(Task to complete): Quote, word for word, the part of the entries that runs from the very first line through the line containing "- wood-swirl-icon: [1042, 28, 1174, 148]", including both of those lines.

[start Available data]

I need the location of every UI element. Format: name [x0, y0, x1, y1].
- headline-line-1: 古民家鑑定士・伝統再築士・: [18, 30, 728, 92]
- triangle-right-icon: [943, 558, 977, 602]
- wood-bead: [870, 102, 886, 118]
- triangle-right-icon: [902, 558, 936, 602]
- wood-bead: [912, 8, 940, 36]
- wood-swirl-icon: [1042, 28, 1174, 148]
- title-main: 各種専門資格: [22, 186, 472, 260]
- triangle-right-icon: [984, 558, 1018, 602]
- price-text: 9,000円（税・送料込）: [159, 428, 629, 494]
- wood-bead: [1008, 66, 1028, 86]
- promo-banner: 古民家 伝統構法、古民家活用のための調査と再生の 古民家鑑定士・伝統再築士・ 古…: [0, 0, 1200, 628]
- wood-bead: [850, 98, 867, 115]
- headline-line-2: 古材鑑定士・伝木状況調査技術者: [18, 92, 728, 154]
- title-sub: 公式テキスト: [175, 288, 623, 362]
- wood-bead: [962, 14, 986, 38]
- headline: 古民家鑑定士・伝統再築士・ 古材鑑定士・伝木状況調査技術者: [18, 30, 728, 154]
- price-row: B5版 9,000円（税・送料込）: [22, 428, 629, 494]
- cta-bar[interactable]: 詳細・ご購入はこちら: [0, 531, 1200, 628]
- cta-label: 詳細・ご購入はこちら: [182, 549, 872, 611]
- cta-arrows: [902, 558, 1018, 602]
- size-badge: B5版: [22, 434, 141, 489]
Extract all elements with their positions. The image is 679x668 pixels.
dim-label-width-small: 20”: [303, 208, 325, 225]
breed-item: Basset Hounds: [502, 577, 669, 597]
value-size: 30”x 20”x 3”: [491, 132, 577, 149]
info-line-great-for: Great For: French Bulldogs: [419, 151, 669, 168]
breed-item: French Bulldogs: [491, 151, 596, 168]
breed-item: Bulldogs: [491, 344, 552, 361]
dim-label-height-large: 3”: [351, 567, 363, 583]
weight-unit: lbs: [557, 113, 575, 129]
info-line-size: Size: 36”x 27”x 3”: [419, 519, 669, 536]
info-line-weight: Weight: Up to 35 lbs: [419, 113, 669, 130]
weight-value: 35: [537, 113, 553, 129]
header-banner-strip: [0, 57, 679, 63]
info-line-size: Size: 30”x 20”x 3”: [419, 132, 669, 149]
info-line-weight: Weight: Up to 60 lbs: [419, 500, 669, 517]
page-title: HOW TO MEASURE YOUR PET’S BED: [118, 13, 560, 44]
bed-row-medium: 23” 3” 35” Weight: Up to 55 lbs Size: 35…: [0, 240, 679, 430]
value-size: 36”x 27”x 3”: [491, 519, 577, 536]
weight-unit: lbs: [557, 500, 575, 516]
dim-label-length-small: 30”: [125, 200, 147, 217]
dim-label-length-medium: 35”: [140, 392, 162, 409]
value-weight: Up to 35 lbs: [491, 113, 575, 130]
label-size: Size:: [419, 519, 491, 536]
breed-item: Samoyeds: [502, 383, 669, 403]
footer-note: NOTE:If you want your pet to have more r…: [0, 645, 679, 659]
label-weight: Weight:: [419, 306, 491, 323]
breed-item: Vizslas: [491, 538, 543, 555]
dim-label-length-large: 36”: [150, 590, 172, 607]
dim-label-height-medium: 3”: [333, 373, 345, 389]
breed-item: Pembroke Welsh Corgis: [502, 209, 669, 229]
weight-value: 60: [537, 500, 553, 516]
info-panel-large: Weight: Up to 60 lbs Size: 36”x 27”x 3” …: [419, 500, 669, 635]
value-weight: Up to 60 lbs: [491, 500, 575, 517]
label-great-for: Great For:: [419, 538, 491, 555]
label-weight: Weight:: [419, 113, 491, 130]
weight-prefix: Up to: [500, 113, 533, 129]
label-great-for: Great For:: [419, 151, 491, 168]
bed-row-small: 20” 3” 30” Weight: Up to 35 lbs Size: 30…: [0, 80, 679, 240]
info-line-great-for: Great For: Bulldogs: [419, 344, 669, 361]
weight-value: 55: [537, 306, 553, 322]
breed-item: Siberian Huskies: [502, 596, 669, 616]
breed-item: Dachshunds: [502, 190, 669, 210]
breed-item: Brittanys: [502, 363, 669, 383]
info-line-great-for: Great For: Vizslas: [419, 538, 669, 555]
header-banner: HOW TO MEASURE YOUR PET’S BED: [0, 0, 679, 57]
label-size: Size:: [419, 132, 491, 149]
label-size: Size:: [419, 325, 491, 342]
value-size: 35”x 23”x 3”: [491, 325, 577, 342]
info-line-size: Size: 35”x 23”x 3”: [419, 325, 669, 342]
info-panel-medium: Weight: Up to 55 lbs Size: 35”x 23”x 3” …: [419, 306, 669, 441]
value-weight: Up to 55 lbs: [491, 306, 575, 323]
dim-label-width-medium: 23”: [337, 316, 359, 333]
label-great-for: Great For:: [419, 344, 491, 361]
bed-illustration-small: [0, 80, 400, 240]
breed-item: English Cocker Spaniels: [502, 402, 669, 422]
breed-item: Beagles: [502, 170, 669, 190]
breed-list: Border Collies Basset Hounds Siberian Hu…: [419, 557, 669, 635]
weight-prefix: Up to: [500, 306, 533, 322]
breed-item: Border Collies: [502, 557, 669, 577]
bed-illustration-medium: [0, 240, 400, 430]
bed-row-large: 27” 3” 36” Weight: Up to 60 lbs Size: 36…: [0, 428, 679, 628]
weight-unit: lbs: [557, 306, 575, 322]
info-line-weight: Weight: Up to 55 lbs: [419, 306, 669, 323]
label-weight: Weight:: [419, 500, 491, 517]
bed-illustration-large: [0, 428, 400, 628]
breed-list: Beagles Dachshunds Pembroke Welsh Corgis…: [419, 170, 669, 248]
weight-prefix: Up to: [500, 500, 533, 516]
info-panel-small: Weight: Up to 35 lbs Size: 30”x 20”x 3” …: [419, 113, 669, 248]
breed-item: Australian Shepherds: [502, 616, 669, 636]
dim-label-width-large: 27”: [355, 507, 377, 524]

[end Available data]

(Correct answer):
I need the location of every UI element. Format: name [x0, y0, x1, y1].
- headline-line-1: 古民家鑑定士・伝統再築士・: [18, 30, 728, 92]
- triangle-right-icon: [943, 558, 977, 602]
- wood-bead: [870, 102, 886, 118]
- triangle-right-icon: [902, 558, 936, 602]
- wood-bead: [912, 8, 940, 36]
- wood-swirl-icon: [1042, 28, 1174, 148]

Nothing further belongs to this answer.